- _EXERCISE MATERIALS_:
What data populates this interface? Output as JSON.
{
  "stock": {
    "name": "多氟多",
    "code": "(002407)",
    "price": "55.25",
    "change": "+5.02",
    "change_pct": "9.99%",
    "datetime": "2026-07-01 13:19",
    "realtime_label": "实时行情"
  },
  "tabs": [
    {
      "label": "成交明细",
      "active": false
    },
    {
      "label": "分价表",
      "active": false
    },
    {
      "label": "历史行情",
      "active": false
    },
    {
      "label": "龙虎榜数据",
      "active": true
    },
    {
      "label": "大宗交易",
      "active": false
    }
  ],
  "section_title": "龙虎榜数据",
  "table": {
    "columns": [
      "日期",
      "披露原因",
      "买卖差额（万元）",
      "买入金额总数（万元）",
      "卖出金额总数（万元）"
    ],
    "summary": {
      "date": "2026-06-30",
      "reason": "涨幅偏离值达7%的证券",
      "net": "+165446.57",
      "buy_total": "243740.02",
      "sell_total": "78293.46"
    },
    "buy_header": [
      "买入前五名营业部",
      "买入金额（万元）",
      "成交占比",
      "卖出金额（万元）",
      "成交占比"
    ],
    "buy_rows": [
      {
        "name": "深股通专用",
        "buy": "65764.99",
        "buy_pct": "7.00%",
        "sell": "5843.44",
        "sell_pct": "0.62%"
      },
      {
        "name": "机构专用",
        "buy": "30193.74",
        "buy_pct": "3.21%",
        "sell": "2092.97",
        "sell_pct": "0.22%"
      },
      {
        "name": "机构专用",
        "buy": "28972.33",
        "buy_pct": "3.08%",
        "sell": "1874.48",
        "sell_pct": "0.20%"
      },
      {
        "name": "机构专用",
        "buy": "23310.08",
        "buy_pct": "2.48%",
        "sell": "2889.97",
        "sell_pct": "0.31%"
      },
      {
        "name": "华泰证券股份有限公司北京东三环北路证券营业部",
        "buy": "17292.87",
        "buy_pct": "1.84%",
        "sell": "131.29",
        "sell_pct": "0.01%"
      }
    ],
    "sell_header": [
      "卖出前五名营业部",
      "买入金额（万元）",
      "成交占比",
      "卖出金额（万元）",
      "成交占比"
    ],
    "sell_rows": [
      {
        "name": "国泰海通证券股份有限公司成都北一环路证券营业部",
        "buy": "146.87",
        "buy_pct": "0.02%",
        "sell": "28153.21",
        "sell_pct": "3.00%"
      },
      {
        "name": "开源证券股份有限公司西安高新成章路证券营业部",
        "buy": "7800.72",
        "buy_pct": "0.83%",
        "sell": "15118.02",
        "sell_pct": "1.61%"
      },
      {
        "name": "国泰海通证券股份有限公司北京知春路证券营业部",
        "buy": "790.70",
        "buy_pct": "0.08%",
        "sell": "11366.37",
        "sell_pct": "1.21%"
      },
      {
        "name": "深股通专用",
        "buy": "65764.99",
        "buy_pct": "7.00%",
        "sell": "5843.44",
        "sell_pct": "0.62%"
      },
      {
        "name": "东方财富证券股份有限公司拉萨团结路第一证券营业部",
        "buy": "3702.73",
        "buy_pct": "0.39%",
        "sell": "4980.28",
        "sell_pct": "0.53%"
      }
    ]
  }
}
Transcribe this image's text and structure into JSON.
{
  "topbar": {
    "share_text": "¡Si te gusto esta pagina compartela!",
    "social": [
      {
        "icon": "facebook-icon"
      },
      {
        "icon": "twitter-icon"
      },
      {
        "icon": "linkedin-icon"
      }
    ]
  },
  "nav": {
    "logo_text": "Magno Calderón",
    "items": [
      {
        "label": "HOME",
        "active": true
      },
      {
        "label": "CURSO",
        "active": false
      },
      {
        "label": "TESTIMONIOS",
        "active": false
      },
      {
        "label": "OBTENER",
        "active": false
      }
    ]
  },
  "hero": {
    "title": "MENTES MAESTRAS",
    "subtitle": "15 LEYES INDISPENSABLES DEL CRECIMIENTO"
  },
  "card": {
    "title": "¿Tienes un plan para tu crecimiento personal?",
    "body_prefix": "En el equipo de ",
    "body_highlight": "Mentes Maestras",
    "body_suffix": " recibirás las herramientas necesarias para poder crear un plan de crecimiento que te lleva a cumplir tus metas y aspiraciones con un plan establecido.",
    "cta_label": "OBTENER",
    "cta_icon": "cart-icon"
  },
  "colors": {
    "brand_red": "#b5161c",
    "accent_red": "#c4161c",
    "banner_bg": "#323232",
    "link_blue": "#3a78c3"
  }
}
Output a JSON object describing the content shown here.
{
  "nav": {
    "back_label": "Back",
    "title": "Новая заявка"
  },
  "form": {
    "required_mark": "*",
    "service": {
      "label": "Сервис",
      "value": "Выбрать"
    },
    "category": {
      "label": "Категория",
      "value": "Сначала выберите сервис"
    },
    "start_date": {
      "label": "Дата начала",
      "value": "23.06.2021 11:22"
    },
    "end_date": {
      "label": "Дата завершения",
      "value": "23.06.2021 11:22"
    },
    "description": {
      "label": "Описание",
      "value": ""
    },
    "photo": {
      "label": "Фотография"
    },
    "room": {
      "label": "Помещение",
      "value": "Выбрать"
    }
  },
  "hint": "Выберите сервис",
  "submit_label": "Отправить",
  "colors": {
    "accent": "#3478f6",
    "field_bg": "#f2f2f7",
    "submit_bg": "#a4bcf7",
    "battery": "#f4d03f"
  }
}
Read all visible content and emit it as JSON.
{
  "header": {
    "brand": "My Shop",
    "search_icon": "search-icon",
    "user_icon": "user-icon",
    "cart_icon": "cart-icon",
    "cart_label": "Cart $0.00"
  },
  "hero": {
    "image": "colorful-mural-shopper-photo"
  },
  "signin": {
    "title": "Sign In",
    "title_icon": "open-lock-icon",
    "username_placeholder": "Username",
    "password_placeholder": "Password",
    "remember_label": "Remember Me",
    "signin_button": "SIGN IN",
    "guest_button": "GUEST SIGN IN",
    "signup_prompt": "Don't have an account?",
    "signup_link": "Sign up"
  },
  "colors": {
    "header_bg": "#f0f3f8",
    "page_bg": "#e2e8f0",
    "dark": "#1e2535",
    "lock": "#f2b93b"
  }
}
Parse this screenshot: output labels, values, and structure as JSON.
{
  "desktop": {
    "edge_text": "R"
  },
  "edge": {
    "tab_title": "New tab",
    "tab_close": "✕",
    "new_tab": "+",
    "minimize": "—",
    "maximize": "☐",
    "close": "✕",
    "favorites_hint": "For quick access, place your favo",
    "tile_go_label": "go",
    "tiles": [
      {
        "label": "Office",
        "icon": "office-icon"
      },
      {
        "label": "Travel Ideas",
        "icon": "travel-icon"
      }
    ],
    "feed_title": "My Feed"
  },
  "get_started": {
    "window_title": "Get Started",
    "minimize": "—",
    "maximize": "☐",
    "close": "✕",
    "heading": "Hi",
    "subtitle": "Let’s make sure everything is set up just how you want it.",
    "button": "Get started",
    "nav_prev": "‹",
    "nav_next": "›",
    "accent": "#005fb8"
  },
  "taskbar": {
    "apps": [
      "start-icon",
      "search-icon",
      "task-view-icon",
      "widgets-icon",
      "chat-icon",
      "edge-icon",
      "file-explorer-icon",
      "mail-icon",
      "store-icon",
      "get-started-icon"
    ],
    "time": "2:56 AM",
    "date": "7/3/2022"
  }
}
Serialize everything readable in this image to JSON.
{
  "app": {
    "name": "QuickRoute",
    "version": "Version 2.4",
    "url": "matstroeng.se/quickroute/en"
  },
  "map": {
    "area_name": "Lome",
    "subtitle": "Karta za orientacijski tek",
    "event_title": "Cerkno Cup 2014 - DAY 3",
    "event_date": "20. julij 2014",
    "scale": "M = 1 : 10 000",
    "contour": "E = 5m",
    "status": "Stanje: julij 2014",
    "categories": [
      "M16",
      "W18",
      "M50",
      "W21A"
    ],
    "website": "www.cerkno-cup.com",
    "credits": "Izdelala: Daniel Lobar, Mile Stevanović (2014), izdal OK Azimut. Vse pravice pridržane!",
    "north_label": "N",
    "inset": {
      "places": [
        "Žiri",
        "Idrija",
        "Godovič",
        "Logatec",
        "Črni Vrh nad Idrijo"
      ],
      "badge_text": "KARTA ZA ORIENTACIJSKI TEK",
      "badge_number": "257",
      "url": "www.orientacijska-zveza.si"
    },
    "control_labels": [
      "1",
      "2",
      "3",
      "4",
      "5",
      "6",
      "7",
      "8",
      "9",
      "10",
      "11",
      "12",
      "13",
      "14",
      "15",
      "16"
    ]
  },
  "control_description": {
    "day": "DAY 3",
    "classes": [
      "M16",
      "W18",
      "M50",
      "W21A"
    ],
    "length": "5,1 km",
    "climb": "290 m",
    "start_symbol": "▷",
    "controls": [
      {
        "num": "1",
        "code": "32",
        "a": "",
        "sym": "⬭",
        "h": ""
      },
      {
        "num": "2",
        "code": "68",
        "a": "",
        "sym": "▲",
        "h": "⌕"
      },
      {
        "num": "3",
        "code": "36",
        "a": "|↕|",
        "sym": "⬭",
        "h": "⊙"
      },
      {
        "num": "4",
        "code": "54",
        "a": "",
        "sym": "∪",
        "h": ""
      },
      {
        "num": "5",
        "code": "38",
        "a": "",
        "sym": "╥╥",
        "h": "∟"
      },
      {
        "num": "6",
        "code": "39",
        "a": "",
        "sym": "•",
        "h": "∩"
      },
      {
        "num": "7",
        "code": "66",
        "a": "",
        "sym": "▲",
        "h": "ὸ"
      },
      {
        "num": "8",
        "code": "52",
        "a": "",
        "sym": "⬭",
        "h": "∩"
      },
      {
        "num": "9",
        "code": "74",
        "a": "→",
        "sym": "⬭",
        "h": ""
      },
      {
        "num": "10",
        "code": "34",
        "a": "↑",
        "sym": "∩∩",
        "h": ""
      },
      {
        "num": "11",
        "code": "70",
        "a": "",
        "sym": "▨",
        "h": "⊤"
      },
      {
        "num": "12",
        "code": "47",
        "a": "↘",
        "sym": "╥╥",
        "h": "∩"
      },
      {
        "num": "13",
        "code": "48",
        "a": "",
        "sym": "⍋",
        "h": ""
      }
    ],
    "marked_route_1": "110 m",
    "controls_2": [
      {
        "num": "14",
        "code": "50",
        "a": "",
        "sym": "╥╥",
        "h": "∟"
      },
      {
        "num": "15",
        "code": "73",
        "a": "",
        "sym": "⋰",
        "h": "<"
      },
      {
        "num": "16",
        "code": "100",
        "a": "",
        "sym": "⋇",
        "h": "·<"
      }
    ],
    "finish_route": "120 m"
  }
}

- _WHAT THE TASK REQUIRES_: Return the lines of the records that include the string "photo".

- _COMPLETE RESPONSE_:
    "photo": {
    "image": "colorful-mural-shopper-photo"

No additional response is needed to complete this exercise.